--- PROBLEM TO SOLVE ---
Exactly reproduce each line of the listing that follows.

--- INPUT RECORDS ---
## START

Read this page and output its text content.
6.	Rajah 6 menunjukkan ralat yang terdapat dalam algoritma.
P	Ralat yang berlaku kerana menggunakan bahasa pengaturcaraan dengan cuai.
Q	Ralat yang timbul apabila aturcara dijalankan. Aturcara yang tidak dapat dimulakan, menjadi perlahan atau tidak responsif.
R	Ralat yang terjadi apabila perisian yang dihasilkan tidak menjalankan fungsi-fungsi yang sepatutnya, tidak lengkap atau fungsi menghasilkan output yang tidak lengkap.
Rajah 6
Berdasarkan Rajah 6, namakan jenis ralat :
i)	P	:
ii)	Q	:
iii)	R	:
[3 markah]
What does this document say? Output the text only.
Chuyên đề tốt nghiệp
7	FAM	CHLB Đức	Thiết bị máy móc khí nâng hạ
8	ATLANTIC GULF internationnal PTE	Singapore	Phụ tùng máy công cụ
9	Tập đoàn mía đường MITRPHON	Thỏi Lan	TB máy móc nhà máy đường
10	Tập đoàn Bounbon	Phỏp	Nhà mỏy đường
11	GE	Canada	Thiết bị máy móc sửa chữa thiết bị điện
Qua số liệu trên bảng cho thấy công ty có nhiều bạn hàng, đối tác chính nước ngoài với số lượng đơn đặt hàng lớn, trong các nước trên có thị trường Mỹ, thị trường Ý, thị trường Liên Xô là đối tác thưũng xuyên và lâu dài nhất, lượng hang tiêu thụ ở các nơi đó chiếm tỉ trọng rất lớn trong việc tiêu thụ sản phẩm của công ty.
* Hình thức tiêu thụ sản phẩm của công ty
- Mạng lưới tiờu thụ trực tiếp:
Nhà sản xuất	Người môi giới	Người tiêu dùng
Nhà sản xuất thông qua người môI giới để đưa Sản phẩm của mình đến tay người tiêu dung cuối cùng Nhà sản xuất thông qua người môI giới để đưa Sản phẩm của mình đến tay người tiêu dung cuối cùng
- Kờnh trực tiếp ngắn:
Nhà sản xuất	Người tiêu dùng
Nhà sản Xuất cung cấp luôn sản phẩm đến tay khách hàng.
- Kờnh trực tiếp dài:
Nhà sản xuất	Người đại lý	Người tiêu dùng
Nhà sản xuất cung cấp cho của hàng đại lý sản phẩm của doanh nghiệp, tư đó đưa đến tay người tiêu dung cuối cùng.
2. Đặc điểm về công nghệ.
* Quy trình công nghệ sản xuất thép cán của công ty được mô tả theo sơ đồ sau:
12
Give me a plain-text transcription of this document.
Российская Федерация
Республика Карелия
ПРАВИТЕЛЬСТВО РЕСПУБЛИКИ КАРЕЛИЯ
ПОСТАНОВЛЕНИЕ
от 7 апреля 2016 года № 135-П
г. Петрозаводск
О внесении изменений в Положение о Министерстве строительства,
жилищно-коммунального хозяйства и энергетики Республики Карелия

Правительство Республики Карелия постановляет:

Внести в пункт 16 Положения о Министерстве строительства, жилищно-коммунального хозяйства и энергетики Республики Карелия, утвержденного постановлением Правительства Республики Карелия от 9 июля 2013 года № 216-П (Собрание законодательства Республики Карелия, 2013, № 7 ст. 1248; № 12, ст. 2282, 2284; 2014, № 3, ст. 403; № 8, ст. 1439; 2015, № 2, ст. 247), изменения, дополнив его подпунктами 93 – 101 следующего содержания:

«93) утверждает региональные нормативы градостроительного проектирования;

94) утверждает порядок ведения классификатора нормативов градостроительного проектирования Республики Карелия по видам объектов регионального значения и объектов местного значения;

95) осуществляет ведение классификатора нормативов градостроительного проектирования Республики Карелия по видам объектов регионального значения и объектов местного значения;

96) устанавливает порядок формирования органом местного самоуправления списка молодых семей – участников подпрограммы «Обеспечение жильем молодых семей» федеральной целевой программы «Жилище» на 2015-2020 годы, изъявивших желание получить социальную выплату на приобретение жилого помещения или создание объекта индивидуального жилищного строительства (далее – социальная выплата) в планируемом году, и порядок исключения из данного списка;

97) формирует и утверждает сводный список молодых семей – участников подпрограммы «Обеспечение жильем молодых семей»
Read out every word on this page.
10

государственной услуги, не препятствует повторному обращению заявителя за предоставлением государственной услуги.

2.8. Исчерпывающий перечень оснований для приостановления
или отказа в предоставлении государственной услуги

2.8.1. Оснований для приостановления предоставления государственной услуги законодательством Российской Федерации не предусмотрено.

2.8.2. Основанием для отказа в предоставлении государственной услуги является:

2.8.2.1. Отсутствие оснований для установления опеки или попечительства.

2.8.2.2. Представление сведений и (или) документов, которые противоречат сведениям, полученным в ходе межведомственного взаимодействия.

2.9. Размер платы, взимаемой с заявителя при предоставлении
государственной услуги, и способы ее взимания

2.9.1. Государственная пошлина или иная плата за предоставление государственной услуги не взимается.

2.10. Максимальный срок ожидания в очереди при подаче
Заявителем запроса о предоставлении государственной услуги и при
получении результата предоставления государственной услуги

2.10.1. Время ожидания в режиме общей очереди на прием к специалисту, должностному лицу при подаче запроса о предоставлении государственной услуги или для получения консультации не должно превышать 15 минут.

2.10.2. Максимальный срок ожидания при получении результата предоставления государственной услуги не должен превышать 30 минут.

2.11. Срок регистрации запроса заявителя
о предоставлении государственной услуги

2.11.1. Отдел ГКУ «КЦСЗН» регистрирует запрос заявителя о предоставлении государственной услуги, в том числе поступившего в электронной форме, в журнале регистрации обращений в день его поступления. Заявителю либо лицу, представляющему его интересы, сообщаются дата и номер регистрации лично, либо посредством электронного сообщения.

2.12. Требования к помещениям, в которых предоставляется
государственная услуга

## END

--- REPLY TO THE EXERCISE ---
Read this page and output its text content.
6.	Rajah 6 menunjukkan ralat yang terdapat dalam algoritma.
P	Ralat yang berlaku kerana menggunakan bahasa pengaturcaraan dengan cuai.
Q	Ralat yang timbul apabila aturcara dijalankan. Aturcara yang tidak dapat dimulakan, menjadi perlahan atau tidak responsif.
R	Ralat yang terjadi apabila perisian yang dihasilkan tidak menjalankan fungsi-fungsi yang sepatutnya, tidak lengkap atau fungsi menghasilkan output yang tidak lengkap.
Rajah 6
Berdasarkan Rajah 6, namakan jenis ralat :
i)	P	:
ii)	Q	:
iii)	R	:
[3 markah]
What does this document say? Output the text only.
Chuyên đề tốt nghiệp
7	FAM	CHLB Đức	Thiết bị máy móc khí nâng hạ
8	ATLANTIC GULF internationnal PTE	Singapore	Phụ tùng máy công cụ
9	Tập đoàn mía đường MITRPHON	Thỏi Lan	TB máy móc nhà máy đường
10	Tập đoàn Bounbon	Phỏp	Nhà mỏy đường
11	GE	Canada	Thiết bị máy móc sửa chữa thiết bị điện
Qua số liệu trên bảng cho thấy công ty có nhiều bạn hàng, đối tác chính nước ngoài với số lượng đơn đặt hàng lớn, trong các nước trên có thị trường Mỹ, thị trường Ý, thị trường Liên Xô là đối tác thưũng xuyên và lâu dài nhất, lượng hang tiêu thụ ở các nơi đó chiếm tỉ trọng rất lớn trong việc tiêu thụ sản phẩm của công ty.
* Hình thức tiêu thụ sản phẩm của công ty
- Mạng lưới tiờu thụ trực tiếp:
Nhà sản xuất	Người môi giới	Người tiêu dùng
Nhà sản xuất thông qua người môI giới để đưa Sản phẩm của mình đến tay người tiêu dung cuối cùng Nhà sản xuất thông qua người môI giới để đưa Sản phẩm của mình đến tay người tiêu dung cuối cùng
- Kờnh trực tiếp ngắn:
Nhà sản xuất	Người tiêu dùng
Nhà sản Xuất cung cấp luôn sản phẩm đến tay khách hàng.
- Kờnh trực tiếp dài:
Nhà sản xuất	Người đại lý	Người tiêu dùng
Nhà sản xuất cung cấp cho của hàng đại lý sản phẩm của doanh nghiệp, tư đó đưa đến tay người tiêu dung cuối cùng.
2. Đặc điểm về công nghệ.
* Quy trình công nghệ sản xuất thép cán của công ty được mô tả theo sơ đồ sau:
12
Give me a plain-text transcription of this document.
Российская Федерация
Республика Карелия
ПРАВИТЕЛЬСТВО РЕСПУБЛИКИ КАРЕЛИЯ
ПОСТАНОВЛЕНИЕ
от 7 апреля 2016 года № 135-П
г. Петрозаводск
О внесении изменений в Положение о Министерстве строительства,
жилищно-коммунального хозяйства и энергетики Республики Карелия

Правительство Республики Карелия постановляет:

Внести в пункт 16 Положения о Министерстве строительства, жилищно-коммунального хозяйства и энергетики Республики Карелия, утвержденного постановлением Правительства Республики Карелия от 9 июля 2013 года № 216-П (Собрание законодательства Республики Карелия, 2013, № 7 ст. 1248; № 12, ст. 2282, 2284; 2014, № 3, ст. 403; № 8, ст. 1439; 2015, № 2, ст. 247), изменения, дополнив его подпунктами 93 – 101 следующего содержания:

«93) утверждает региональные нормативы градостроительного проектирования;

94) утверждает порядок ведения классификатора нормативов градостроительного проектирования Республики Карелия по видам объектов регионального значения и объектов местного значения;

95) осуществляет ведение классификатора нормативов градостроительного проектирования Республики Карелия по видам объектов регионального значения и объектов местного значения;

96) устанавливает порядок формирования органом местного самоуправления списка молодых семей – участников подпрограммы «Обеспечение жильем молодых семей» федеральной целевой программы «Жилище» на 2015-2020 годы, изъявивших желание получить социальную выплату на приобретение жилого помещения или создание объекта индивидуального жилищного строительства (далее – социальная выплата) в планируемом году, и порядок исключения из данного списка;

97) формирует и утверждает сводный список молодых семей – участников подпрограммы «Обеспечение жильем молодых семей»
Read out every word on this page.
10

государственной услуги, не препятствует повторному обращению заявителя за предоставлением государственной услуги.

2.8. Исчерпывающий перечень оснований для приостановления
или отказа в предоставлении государственной услуги

2.8.1. Оснований для приостановления предоставления государственной услуги законодательством Российской Федерации не предусмотрено.

2.8.2. Основанием для отказа в предоставлении государственной услуги является:

2.8.2.1. Отсутствие оснований для установления опеки или попечительства.

2.8.2.2. Представление сведений и (или) документов, которые противоречат сведениям, полученным в ходе межведомственного взаимодействия.

2.9. Размер платы, взимаемой с заявителя при предоставлении
государственной услуги, и способы ее взимания

2.9.1. Государственная пошлина или иная плата за предоставление государственной услуги не взимается.

2.10. Максимальный срок ожидания в очереди при подаче
Заявителем запроса о предоставлении государственной услуги и при
получении результата предоставления государственной услуги

2.10.1. Время ожидания в режиме общей очереди на прием к специалисту, должностному лицу при подаче запроса о предоставлении государственной услуги или для получения консультации не должно превышать 15 минут.

2.10.2. Максимальный срок ожидания при получении результата предоставления государственной услуги не должен превышать 30 минут.

2.11. Срок регистрации запроса заявителя
о предоставлении государственной услуги

2.11.1. Отдел ГКУ «КЦСЗН» регистрирует запрос заявителя о предоставлении государственной услуги, в том числе поступившего в электронной форме, в журнале регистрации обращений в день его поступления. Заявителю либо лицу, представляющему его интересы, сообщаются дата и номер регистрации лично, либо посредством электронного сообщения.

2.12. Требования к помещениям, в которых предоставляется
государственная услуга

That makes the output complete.